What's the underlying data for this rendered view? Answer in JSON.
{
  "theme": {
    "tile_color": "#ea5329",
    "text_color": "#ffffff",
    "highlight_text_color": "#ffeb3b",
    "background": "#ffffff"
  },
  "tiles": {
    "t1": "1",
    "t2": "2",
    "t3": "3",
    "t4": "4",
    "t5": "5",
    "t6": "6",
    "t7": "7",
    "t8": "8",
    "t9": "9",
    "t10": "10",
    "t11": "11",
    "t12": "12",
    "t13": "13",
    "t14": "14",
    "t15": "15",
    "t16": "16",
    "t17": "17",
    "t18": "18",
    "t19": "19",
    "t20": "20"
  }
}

────────────────────────────────────────

■ Task to carry out: Copy each line holding the word "ffffff" from the listing above.

■ Answer for the task:
    "text_color": "#ffffff",
    "background": "#ffffff"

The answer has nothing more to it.